Without the pictures, print each of the records below exactly as it appears.

__________________________________________________

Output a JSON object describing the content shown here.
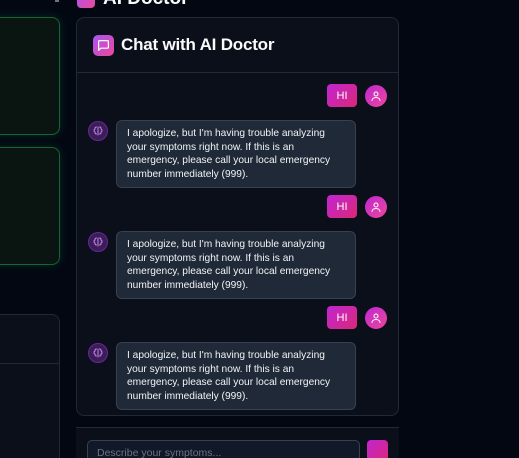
{
  "top_header": {
    "title": "AI Doctor"
  },
  "chat": {
    "title": "Chat with AI Doctor",
    "messages": [
      {
        "role": "user",
        "text": "HI"
      },
      {
        "role": "bot",
        "text": "I apologize, but I'm having trouble analyzing your symptoms right now. If this is an emergency, please call your local emergency number immediately (999)."
      },
      {
        "role": "user",
        "text": "HI"
      },
      {
        "role": "bot",
        "text": "I apologize, but I'm having trouble analyzing your symptoms right now. If this is an emergency, please call your local emergency number immediately (999)."
      },
      {
        "role": "user",
        "text": "HI"
      },
      {
        "role": "bot",
        "text": "I apologize, but I'm having trouble analyzing your symptoms right now. If this is an emergency, please call your local emergency number immediately (999)."
      }
    ]
  },
  "input": {
    "placeholder": "Describe your symptoms...",
    "value": ""
  },
  "icons": {
    "chat": "message-square-icon",
    "user": "user-icon",
    "bot": "brain-icon",
    "send": "send-icon"
  },
  "colors": {
    "accent_start": "#c026d3",
    "accent_end": "#db2777",
    "background": "#030712",
    "panel": "#0b0f19",
    "bubble": "#1f2937"
  }
}
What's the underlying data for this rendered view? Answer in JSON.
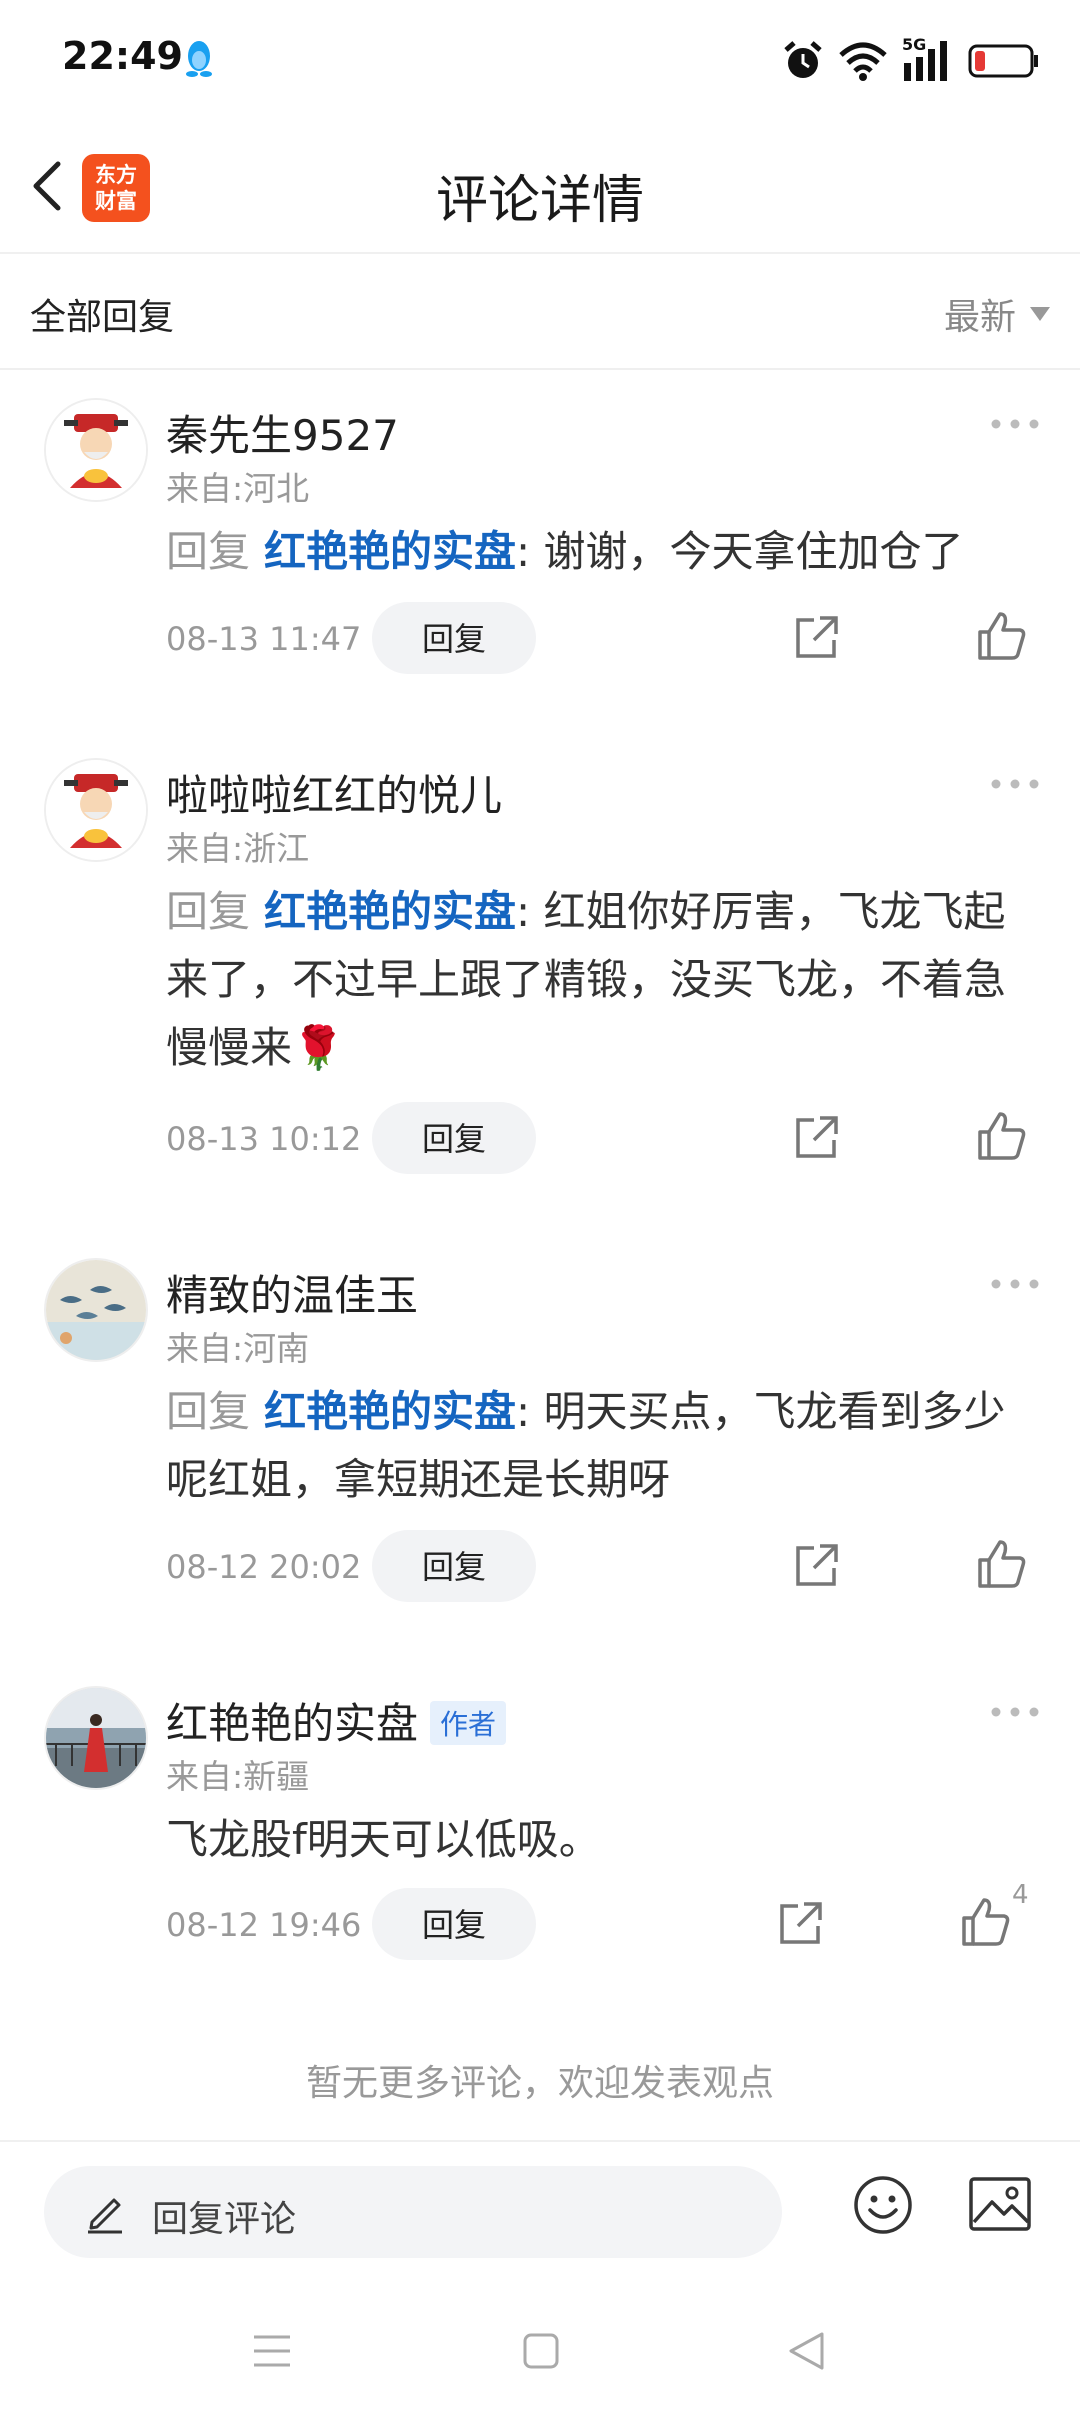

__________________________________________________

— Response to this exercise —
Output a JSON object describing the content shown here.
{
  "top_header": {
    "title": "AI Doctor"
  },
  "chat": {
    "title": "Chat with AI Doctor",
    "messages": [
      {
        "role": "user",
        "text": "HI"
      },
      {
        "role": "bot",
        "text": "I apologize, but I'm having trouble analyzing your symptoms right now. If this is an emergency, please call your local emergency number immediately (999)."
      },
      {
        "role": "user",
        "text": "HI"
      },
      {
        "role": "bot",
        "text": "I apologize, but I'm having trouble analyzing your symptoms right now. If this is an emergency, please call your local emergency number immediately (999)."
      },
      {
        "role": "user",
        "text": "HI"
      },
      {
        "role": "bot",
        "text": "I apologize, but I'm having trouble analyzing your symptoms right now. If this is an emergency, please call your local emergency number immediately (999)."
      }
    ]
  },
  "input": {
    "placeholder": "Describe your symptoms...",
    "value": ""
  },
  "icons": {
    "chat": "message-square-icon",
    "user": "user-icon",
    "bot": "brain-icon",
    "send": "send-icon"
  },
  "colors": {
    "accent_start": "#c026d3",
    "accent_end": "#db2777",
    "background": "#030712",
    "panel": "#0b0f19",
    "bubble": "#1f2937"
  }
}
What's the underlying data for this rendered view? Answer in JSON.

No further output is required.